DIRECTIVE — Restate each of the lines given below, word for word.

┄┄┄┄┄┄┄┄┄┄┄┄┄┄┄┄┄┄┄┄

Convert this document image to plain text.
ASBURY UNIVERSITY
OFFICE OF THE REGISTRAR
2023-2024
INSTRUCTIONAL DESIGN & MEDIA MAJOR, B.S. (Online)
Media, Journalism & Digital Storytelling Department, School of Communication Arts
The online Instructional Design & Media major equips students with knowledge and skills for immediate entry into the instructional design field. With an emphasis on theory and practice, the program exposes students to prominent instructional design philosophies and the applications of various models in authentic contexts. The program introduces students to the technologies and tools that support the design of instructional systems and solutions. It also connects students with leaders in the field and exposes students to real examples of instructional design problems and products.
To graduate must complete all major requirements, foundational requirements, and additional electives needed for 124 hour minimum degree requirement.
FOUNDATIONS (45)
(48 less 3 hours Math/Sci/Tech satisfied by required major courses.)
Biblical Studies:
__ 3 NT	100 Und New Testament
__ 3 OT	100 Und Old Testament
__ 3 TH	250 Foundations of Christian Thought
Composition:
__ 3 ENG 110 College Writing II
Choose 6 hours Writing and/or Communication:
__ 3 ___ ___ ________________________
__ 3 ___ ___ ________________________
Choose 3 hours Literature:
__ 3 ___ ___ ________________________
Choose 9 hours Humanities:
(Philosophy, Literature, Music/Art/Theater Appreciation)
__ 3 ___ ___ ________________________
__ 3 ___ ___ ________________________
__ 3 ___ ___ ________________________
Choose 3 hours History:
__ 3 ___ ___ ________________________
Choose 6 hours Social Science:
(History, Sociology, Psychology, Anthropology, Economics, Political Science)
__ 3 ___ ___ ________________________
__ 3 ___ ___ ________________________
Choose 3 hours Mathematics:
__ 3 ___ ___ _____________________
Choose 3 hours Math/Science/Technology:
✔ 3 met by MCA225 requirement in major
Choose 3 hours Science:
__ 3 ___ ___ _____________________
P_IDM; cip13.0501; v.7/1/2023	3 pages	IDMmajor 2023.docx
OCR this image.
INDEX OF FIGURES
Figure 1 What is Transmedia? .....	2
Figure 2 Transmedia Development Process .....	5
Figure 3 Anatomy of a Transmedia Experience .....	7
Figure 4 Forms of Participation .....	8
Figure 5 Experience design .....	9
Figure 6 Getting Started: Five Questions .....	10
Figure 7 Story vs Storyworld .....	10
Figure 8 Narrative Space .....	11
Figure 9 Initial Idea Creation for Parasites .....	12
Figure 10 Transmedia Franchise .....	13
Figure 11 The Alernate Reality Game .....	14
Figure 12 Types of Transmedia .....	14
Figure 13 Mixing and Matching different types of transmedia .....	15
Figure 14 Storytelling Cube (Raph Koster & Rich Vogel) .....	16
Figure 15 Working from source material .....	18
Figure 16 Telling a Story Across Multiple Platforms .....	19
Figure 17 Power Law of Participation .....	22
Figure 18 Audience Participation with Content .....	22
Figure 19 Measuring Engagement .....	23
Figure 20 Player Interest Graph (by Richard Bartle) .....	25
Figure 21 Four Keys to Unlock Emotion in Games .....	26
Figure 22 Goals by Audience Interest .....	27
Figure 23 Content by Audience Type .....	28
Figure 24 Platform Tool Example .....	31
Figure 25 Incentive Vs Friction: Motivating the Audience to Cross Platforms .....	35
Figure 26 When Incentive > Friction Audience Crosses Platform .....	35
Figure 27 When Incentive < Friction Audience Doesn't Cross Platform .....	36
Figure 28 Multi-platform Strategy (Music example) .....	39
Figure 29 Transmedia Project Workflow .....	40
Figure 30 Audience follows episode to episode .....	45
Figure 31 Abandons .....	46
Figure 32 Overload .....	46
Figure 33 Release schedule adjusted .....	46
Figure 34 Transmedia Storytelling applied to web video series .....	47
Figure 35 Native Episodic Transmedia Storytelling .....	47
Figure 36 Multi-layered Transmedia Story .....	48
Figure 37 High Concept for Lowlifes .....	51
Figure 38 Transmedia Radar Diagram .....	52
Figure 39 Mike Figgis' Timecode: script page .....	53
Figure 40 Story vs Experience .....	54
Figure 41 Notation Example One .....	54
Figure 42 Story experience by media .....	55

┄┄┄┄┄┄┄┄┄┄┄┄┄┄┄┄┄┄┄┄

ANSWER TO THIS PROBLEM —
Convert this document image to plain text.
ASBURY UNIVERSITY
OFFICE OF THE REGISTRAR
2023-2024
INSTRUCTIONAL DESIGN & MEDIA MAJOR, B.S. (Online)
Media, Journalism & Digital Storytelling Department, School of Communication Arts
The online Instructional Design & Media major equips students with knowledge and skills for immediate entry into the instructional design field. With an emphasis on theory and practice, the program exposes students to prominent instructional design philosophies and the applications of various models in authentic contexts. The program introduces students to the technologies and tools that support the design of instructional systems and solutions. It also connects students with leaders in the field and exposes students to real examples of instructional design problems and products.
To graduate must complete all major requirements, foundational requirements, and additional electives needed for 124 hour minimum degree requirement.
FOUNDATIONS (45)
(48 less 3 hours Math/Sci/Tech satisfied by required major courses.)
Biblical Studies:
__ 3 NT	100 Und New Testament
__ 3 OT	100 Und Old Testament
__ 3 TH	250 Foundations of Christian Thought
Composition:
__ 3 ENG 110 College Writing II
Choose 6 hours Writing and/or Communication:
__ 3 ___ ___ ________________________
__ 3 ___ ___ ________________________
Choose 3 hours Literature:
__ 3 ___ ___ ________________________
Choose 9 hours Humanities:
(Philosophy, Literature, Music/Art/Theater Appreciation)
__ 3 ___ ___ ________________________
__ 3 ___ ___ ________________________
__ 3 ___ ___ ________________________
Choose 3 hours History:
__ 3 ___ ___ ________________________
Choose 6 hours Social Science:
(History, Sociology, Psychology, Anthropology, Economics, Political Science)
__ 3 ___ ___ ________________________
__ 3 ___ ___ ________________________
Choose 3 hours Mathematics:
__ 3 ___ ___ _____________________
Choose 3 hours Math/Science/Technology:
✔ 3 met by MCA225 requirement in major
Choose 3 hours Science:
__ 3 ___ ___ _____________________
P_IDM; cip13.0501; v.7/1/2023	3 pages	IDMmajor 2023.docx
OCR this image.
INDEX OF FIGURES
Figure 1 What is Transmedia? .....	2
Figure 2 Transmedia Development Process .....	5
Figure 3 Anatomy of a Transmedia Experience .....	7
Figure 4 Forms of Participation .....	8
Figure 5 Experience design .....	9
Figure 6 Getting Started: Five Questions .....	10
Figure 7 Story vs Storyworld .....	10
Figure 8 Narrative Space .....	11
Figure 9 Initial Idea Creation for Parasites .....	12
Figure 10 Transmedia Franchise .....	13
Figure 11 The Alernate Reality Game .....	14
Figure 12 Types of Transmedia .....	14
Figure 13 Mixing and Matching different types of transmedia .....	15
Figure 14 Storytelling Cube (Raph Koster & Rich Vogel) .....	16
Figure 15 Working from source material .....	18
Figure 16 Telling a Story Across Multiple Platforms .....	19
Figure 17 Power Law of Participation .....	22
Figure 18 Audience Participation with Content .....	22
Figure 19 Measuring Engagement .....	23
Figure 20 Player Interest Graph (by Richard Bartle) .....	25
Figure 21 Four Keys to Unlock Emotion in Games .....	26
Figure 22 Goals by Audience Interest .....	27
Figure 23 Content by Audience Type .....	28
Figure 24 Platform Tool Example .....	31
Figure 25 Incentive Vs Friction: Motivating the Audience to Cross Platforms .....	35
Figure 26 When Incentive > Friction Audience Crosses Platform .....	35
Figure 27 When Incentive < Friction Audience Doesn't Cross Platform .....	36
Figure 28 Multi-platform Strategy (Music example) .....	39
Figure 29 Transmedia Project Workflow .....	40
Figure 30 Audience follows episode to episode .....	45
Figure 31 Abandons .....	46
Figure 32 Overload .....	46
Figure 33 Release schedule adjusted .....	46
Figure 34 Transmedia Storytelling applied to web video series .....	47
Figure 35 Native Episodic Transmedia Storytelling .....	47
Figure 36 Multi-layered Transmedia Story .....	48
Figure 37 High Concept for Lowlifes .....	51
Figure 38 Transmedia Radar Diagram .....	52
Figure 39 Mike Figgis' Timecode: script page .....	53
Figure 40 Story vs Experience .....	54
Figure 41 Notation Example One .....	54
Figure 42 Story experience by media .....	55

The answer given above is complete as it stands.